▶ **EXERCISE BRIEF**
Word for word, restate every line of the listing that follows.
== DATA TO PROCESS
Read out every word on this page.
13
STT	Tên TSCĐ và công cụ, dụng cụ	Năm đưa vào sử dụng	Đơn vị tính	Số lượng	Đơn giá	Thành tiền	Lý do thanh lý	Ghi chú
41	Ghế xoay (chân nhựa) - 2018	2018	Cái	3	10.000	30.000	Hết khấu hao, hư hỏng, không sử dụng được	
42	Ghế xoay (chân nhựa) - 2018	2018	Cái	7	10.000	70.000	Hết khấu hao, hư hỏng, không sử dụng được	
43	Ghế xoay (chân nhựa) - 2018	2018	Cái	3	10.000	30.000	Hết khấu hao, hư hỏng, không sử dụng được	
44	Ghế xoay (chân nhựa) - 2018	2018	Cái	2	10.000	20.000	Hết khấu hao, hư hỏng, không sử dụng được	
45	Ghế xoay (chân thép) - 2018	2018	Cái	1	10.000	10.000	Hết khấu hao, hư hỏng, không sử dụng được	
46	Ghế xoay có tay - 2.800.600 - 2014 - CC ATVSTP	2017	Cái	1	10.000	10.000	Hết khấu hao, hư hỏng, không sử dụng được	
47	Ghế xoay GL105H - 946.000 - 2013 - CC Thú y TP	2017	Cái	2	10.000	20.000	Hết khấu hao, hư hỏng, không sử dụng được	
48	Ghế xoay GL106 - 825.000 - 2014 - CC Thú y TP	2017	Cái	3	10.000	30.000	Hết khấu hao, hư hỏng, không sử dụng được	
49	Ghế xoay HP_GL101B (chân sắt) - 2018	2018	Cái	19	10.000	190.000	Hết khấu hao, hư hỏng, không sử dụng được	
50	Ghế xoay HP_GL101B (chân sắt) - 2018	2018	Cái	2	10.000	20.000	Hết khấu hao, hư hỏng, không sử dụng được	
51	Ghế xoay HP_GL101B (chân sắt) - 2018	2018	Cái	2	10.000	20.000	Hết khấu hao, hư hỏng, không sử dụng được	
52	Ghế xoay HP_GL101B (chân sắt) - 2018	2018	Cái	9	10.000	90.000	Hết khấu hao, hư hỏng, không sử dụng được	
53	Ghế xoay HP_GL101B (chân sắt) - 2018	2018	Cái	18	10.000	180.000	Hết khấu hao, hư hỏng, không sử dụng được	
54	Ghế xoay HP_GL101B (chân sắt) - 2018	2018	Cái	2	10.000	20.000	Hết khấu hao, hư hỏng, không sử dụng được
====
▶ **TASK ANSWER**
Read out every word on this page.
13
STT	Tên TSCĐ và công cụ, dụng cụ	Năm đưa vào sử dụng	Đơn vị tính	Số lượng	Đơn giá	Thành tiền	Lý do thanh lý	Ghi chú
41	Ghế xoay (chân nhựa) - 2018	2018	Cái	3	10.000	30.000	Hết khấu hao, hư hỏng, không sử dụng được	
42	Ghế xoay (chân nhựa) - 2018	2018	Cái	7	10.000	70.000	Hết khấu hao, hư hỏng, không sử dụng được	
43	Ghế xoay (chân nhựa) - 2018	2018	Cái	3	10.000	30.000	Hết khấu hao, hư hỏng, không sử dụng được	
44	Ghế xoay (chân nhựa) - 2018	2018	Cái	2	10.000	20.000	Hết khấu hao, hư hỏng, không sử dụng được	
45	Ghế xoay (chân thép) - 2018	2018	Cái	1	10.000	10.000	Hết khấu hao, hư hỏng, không sử dụng được	
46	Ghế xoay có tay - 2.800.600 - 2014 - CC ATVSTP	2017	Cái	1	10.000	10.000	Hết khấu hao, hư hỏng, không sử dụng được	
47	Ghế xoay GL105H - 946.000 - 2013 - CC Thú y TP	2017	Cái	2	10.000	20.000	Hết khấu hao, hư hỏng, không sử dụng được	
48	Ghế xoay GL106 - 825.000 - 2014 - CC Thú y TP	2017	Cái	3	10.000	30.000	Hết khấu hao, hư hỏng, không sử dụng được	
49	Ghế xoay HP_GL101B (chân sắt) - 2018	2018	Cái	19	10.000	190.000	Hết khấu hao, hư hỏng, không sử dụng được	
50	Ghế xoay HP_GL101B (chân sắt) - 2018	2018	Cái	2	10.000	20.000	Hết khấu hao, hư hỏng, không sử dụng được	
51	Ghế xoay HP_GL101B (chân sắt) - 2018	2018	Cái	2	10.000	20.000	Hết khấu hao, hư hỏng, không sử dụng được	
52	Ghế xoay HP_GL101B (chân sắt) - 2018	2018	Cái	9	10.000	90.000	Hết khấu hao, hư hỏng, không sử dụng được	
53	Ghế xoay HP_GL101B (chân sắt) - 2018	2018	Cái	18	10.000	180.000	Hết khấu hao, hư hỏng, không sử dụng được	
54	Ghế xoay HP_GL101B (chân sắt) - 2018	2018	Cái	2	10.000	20.000	Hết khấu hao, hư hỏng, không sử dụng được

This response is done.